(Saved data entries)
▼

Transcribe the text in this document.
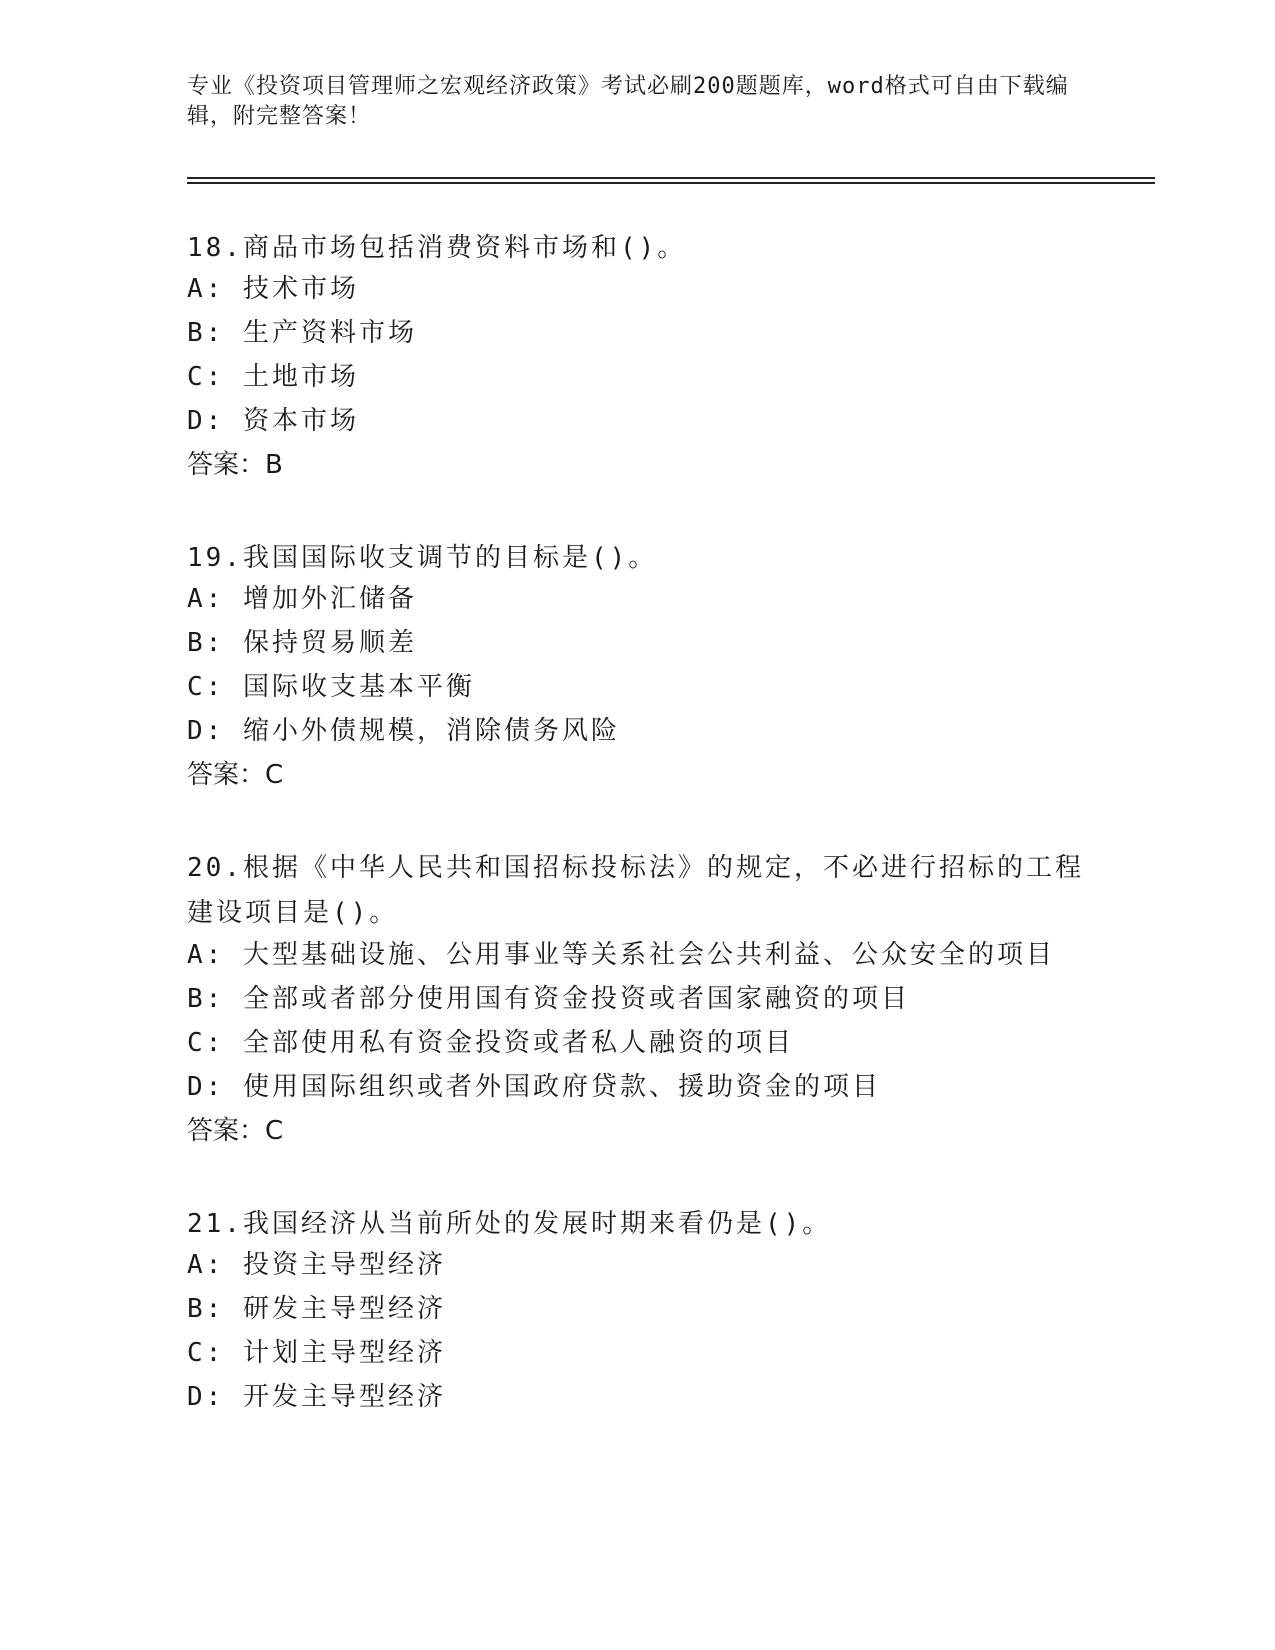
专业《投资项目管理师之宏观经济政策》考试必刷200题题库，word格式可自由下载编辑，附完整答案！
18.商品市场包括消费资料市场和()。
A: 技术市场
B: 生产资料市场
C: 土地市场
D: 资本市场
答案：B
19.我国国际收支调节的目标是()。
A: 增加外汇储备
B: 保持贸易顺差
C: 国际收支基本平衡
D: 缩小外债规模，消除债务风险
答案：C
20.根据《中华人民共和国招标投标法》的规定，不必进行招标的工程建设项目是()。
A: 大型基础设施、公用事业等关系社会公共利益、公众安全的项目
B: 全部或者部分使用国有资金投资或者国家融资的项目
C: 全部使用私有资金投资或者私人融资的项目
D: 使用国际组织或者外国政府贷款、援助资金的项目
答案：C
21.我国经济从当前所处的发展时期来看仍是()。
A: 投资主导型经济
B: 研发主导型经济
C: 计划主导型经济
D: 开发主导型经济
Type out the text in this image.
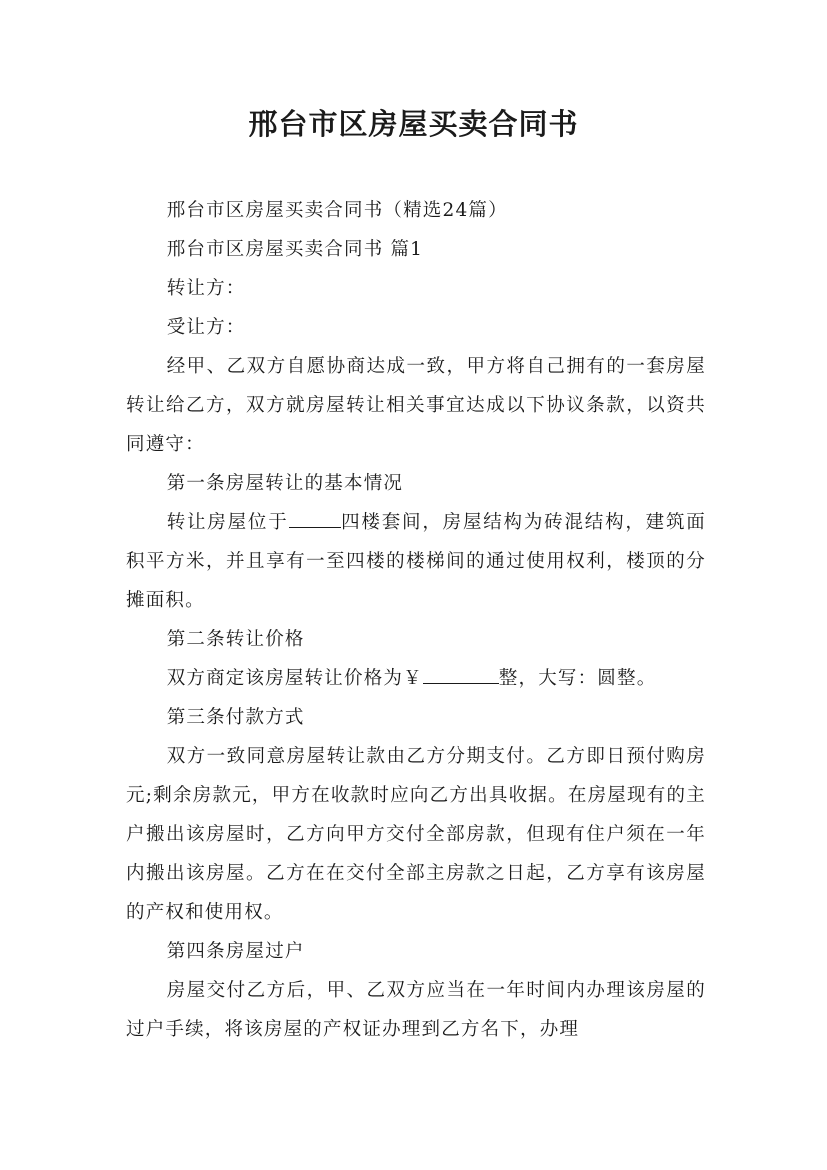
邢台市区房屋买卖合同书

邢台市区房屋买卖合同书（精选24篇）

邢台市区房屋买卖合同书 篇1

转让方：

受让方：

经甲、乙双方自愿协商达成一致，甲方将自己拥有的一套房屋转让给乙方，双方就房屋转让相关事宜达成以下协议条款，以资共同遵守：

第一条房屋转让的基本情况

转让房屋位于	四楼套间，房屋结构为砖混结构，建筑面积平方米，并且享有一至四楼的楼梯间的通过使用权利，楼顶的分摊面积。

第二条转让价格

双方商定该房屋转让价格为￥	整，大写：圆整。

第三条付款方式

双方一致同意房屋转让款由乙方分期支付。乙方即日预付购房元;剩余房款元，甲方在收款时应向乙方出具收据。在房屋现有的主户搬出该房屋时，乙方向甲方交付全部房款，但现有住户须在一年内搬出该房屋。乙方在在交付全部主房款之日起，乙方享有该房屋的产权和使用权。

第四条房屋过户

房屋交付乙方后，甲、乙双方应当在一年时间内办理该房屋的过户手续，将该房屋的产权证办理到乙方名下，办理
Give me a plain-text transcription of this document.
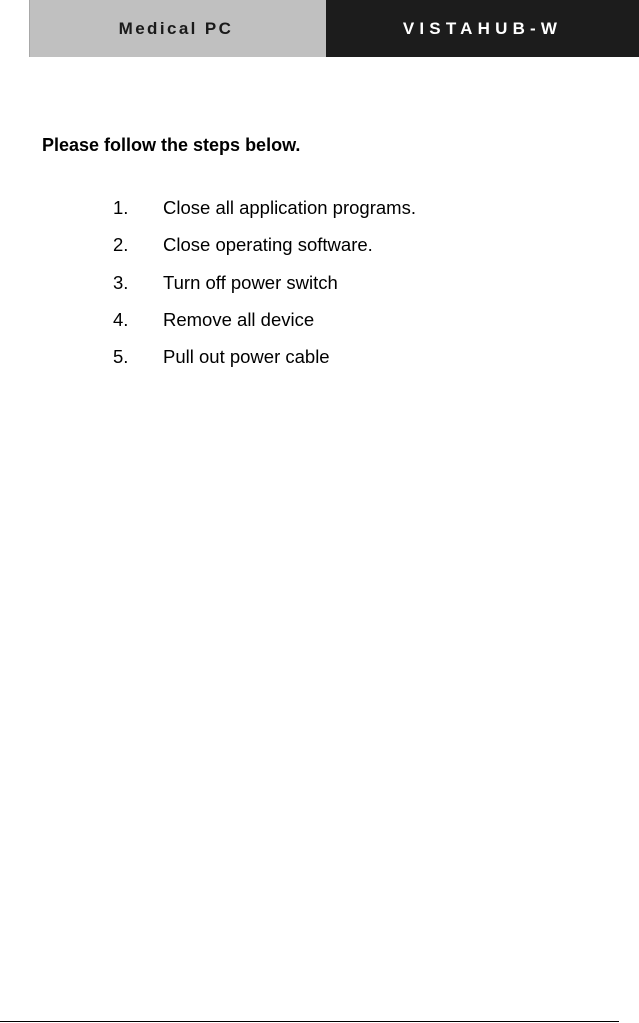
Medical PC	VISTAHUB-W

Please follow the steps below.

1.	Close all application programs.
2.	Close operating software.
3.	Turn off power switch
4.	Remove all device
5.	Pull out power cable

▲

Exercise details
Repeat the material verbatim. Do not carry over any picture.

Final result
Transcribe the text in this document.
专业《投资项目管理师之宏观经济政策》考试必刷200题题库，word格式可自由下载编辑，附完整答案！
18.商品市场包括消费资料市场和()。
A: 技术市场
B: 生产资料市场
C: 土地市场
D: 资本市场
答案：B
19.我国国际收支调节的目标是()。
A: 增加外汇储备
B: 保持贸易顺差
C: 国际收支基本平衡
D: 缩小外债规模，消除债务风险
答案：C
20.根据《中华人民共和国招标投标法》的规定，不必进行招标的工程建设项目是()。
A: 大型基础设施、公用事业等关系社会公共利益、公众安全的项目
B: 全部或者部分使用国有资金投资或者国家融资的项目
C: 全部使用私有资金投资或者私人融资的项目
D: 使用国际组织或者外国政府贷款、援助资金的项目
答案：C
21.我国经济从当前所处的发展时期来看仍是()。
A: 投资主导型经济
B: 研发主导型经济
C: 计划主导型经济
D: 开发主导型经济
Type out the text in this image.
邢台市区房屋买卖合同书

邢台市区房屋买卖合同书（精选24篇）

邢台市区房屋买卖合同书 篇1

转让方：

受让方：

经甲、乙双方自愿协商达成一致，甲方将自己拥有的一套房屋转让给乙方，双方就房屋转让相关事宜达成以下协议条款，以资共同遵守：

第一条房屋转让的基本情况

转让房屋位于	四楼套间，房屋结构为砖混结构，建筑面积平方米，并且享有一至四楼的楼梯间的通过使用权利，楼顶的分摊面积。

第二条转让价格

双方商定该房屋转让价格为￥	整，大写：圆整。

第三条付款方式

双方一致同意房屋转让款由乙方分期支付。乙方即日预付购房元;剩余房款元，甲方在收款时应向乙方出具收据。在房屋现有的主户搬出该房屋时，乙方向甲方交付全部房款，但现有住户须在一年内搬出该房屋。乙方在在交付全部主房款之日起，乙方享有该房屋的产权和使用权。

第四条房屋过户

房屋交付乙方后，甲、乙双方应当在一年时间内办理该房屋的过户手续，将该房屋的产权证办理到乙方名下，办理
Give me a plain-text transcription of this document.
Medical PC	VISTAHUB-W

Please follow the steps below.

1.	Close all application programs.
2.	Close operating software.
3.	Turn off power switch
4.	Remove all device
5.	Pull out power cable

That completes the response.